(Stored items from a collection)
———

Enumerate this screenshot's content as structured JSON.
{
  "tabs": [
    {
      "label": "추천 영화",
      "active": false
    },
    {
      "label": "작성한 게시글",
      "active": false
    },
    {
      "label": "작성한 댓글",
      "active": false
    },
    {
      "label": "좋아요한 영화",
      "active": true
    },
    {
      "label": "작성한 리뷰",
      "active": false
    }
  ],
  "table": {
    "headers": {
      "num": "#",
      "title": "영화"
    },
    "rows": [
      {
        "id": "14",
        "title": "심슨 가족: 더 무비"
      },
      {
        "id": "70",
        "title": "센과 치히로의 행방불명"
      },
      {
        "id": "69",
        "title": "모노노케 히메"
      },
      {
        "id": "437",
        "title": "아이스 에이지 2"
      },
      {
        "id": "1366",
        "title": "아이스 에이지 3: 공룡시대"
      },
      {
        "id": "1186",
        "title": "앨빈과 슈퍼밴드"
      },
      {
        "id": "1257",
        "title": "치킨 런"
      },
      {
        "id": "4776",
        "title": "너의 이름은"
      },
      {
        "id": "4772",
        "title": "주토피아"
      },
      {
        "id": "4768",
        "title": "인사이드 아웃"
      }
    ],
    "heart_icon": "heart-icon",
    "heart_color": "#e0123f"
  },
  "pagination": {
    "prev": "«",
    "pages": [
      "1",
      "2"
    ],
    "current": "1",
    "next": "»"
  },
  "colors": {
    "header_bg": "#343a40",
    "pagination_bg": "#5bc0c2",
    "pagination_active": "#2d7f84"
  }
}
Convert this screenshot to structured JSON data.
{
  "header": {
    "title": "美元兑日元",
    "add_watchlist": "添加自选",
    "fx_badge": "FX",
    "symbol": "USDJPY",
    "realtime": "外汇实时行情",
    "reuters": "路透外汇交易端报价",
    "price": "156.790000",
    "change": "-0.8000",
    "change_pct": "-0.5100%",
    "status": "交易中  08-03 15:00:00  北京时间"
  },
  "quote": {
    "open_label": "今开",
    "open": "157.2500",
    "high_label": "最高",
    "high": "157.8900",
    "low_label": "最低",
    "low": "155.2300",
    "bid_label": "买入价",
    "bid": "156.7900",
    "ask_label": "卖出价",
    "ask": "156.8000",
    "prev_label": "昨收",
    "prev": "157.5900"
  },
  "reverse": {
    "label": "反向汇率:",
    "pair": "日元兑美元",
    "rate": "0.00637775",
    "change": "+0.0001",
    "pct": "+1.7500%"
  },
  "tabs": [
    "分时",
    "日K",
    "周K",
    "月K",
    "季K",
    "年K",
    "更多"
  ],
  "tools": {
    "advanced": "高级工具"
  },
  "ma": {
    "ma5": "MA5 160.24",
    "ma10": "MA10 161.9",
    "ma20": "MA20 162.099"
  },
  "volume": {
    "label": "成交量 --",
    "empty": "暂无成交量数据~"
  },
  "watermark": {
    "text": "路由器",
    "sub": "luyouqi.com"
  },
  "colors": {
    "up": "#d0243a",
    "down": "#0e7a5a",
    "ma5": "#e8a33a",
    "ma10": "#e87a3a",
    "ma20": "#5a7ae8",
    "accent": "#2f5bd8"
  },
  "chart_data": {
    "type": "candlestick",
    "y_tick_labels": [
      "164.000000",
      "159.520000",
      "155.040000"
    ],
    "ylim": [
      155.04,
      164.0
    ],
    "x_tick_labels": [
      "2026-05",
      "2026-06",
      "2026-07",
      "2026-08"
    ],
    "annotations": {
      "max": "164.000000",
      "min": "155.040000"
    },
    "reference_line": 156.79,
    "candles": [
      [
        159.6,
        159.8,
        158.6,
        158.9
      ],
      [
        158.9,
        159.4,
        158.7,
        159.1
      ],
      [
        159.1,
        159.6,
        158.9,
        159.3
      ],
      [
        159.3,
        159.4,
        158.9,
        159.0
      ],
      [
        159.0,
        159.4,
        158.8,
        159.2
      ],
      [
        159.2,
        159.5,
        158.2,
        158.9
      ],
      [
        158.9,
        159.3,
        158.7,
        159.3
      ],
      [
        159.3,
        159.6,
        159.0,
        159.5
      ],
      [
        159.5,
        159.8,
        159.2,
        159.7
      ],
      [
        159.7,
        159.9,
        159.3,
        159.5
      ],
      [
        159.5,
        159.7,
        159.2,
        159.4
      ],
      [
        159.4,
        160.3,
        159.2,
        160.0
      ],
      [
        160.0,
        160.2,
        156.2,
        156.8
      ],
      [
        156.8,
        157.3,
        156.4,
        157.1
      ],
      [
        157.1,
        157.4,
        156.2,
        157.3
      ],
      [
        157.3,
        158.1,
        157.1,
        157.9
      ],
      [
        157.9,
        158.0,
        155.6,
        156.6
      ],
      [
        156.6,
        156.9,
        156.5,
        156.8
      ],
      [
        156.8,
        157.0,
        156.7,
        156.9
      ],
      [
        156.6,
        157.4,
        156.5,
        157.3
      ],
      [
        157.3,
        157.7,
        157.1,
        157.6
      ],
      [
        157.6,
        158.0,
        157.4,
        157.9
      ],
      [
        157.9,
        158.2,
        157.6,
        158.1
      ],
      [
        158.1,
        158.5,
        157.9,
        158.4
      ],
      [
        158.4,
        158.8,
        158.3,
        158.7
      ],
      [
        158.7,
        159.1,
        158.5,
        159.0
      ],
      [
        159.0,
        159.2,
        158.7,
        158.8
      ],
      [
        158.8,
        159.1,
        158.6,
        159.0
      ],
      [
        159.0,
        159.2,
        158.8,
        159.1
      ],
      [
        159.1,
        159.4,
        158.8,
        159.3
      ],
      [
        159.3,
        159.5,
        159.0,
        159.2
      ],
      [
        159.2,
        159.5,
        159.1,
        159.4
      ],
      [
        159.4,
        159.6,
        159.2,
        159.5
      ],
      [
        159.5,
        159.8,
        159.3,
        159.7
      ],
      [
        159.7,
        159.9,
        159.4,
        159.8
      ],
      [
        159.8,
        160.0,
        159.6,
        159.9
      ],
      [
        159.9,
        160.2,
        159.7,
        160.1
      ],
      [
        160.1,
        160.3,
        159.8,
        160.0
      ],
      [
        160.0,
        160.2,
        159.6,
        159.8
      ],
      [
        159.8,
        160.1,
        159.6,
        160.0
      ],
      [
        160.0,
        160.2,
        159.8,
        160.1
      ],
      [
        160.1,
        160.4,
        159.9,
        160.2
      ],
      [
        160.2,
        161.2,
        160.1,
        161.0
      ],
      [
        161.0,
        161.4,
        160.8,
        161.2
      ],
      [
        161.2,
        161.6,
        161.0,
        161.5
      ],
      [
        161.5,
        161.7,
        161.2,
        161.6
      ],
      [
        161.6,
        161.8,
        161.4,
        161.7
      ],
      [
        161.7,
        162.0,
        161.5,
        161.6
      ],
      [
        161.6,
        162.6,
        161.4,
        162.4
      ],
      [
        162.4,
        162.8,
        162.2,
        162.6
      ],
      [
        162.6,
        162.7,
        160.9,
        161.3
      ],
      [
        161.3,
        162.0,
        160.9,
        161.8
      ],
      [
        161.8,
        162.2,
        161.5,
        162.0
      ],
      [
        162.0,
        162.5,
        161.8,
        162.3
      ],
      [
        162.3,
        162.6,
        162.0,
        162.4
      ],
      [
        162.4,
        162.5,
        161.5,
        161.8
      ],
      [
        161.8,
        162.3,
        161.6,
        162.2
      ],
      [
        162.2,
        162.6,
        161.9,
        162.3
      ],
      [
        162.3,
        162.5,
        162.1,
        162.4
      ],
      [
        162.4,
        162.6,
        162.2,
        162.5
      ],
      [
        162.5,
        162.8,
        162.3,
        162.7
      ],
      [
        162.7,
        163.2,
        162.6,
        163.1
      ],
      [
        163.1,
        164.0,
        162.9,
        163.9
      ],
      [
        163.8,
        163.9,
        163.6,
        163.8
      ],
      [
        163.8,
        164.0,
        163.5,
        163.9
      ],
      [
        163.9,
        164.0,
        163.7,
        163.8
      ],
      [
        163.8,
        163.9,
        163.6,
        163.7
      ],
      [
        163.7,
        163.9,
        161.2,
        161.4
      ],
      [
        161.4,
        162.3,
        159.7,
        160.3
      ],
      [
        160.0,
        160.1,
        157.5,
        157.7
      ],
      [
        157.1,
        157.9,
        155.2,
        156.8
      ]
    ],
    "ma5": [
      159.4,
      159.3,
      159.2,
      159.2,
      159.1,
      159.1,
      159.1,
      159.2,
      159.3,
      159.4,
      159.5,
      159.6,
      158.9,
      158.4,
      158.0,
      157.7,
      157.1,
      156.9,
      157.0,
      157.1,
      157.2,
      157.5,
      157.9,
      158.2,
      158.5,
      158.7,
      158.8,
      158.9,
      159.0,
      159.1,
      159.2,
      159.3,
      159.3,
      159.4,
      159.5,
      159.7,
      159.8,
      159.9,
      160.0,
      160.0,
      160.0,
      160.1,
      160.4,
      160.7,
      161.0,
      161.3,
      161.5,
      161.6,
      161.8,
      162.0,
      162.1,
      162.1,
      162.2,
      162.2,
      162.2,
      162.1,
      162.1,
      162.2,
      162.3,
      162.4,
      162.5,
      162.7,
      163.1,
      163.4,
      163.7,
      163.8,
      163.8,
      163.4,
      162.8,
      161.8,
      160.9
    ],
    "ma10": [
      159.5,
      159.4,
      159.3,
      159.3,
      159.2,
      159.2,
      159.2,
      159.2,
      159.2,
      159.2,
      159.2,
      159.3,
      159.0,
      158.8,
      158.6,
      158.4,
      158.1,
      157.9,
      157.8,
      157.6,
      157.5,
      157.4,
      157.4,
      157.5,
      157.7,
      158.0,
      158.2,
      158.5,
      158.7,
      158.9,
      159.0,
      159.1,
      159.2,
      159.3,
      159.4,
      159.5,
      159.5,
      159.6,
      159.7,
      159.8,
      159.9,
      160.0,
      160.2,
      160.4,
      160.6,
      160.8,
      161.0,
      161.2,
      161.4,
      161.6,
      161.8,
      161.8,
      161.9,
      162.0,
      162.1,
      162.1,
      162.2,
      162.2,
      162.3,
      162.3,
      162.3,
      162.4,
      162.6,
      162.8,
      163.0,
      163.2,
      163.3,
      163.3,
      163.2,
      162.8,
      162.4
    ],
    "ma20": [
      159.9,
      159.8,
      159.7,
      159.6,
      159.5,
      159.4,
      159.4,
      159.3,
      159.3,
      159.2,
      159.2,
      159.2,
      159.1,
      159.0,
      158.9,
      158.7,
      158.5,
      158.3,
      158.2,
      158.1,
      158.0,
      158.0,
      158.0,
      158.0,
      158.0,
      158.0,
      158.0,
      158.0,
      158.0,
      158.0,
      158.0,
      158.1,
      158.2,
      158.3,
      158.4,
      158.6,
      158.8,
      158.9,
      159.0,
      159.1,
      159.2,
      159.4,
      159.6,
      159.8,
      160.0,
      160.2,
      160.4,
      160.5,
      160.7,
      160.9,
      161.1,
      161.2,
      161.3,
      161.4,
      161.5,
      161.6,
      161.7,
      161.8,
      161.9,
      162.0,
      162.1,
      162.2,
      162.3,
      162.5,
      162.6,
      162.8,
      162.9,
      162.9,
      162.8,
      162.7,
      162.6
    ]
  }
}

———

• **Directive**:
Work out the number of lines above that include the string "JSON" and write only that number.

• **Task answer**:
2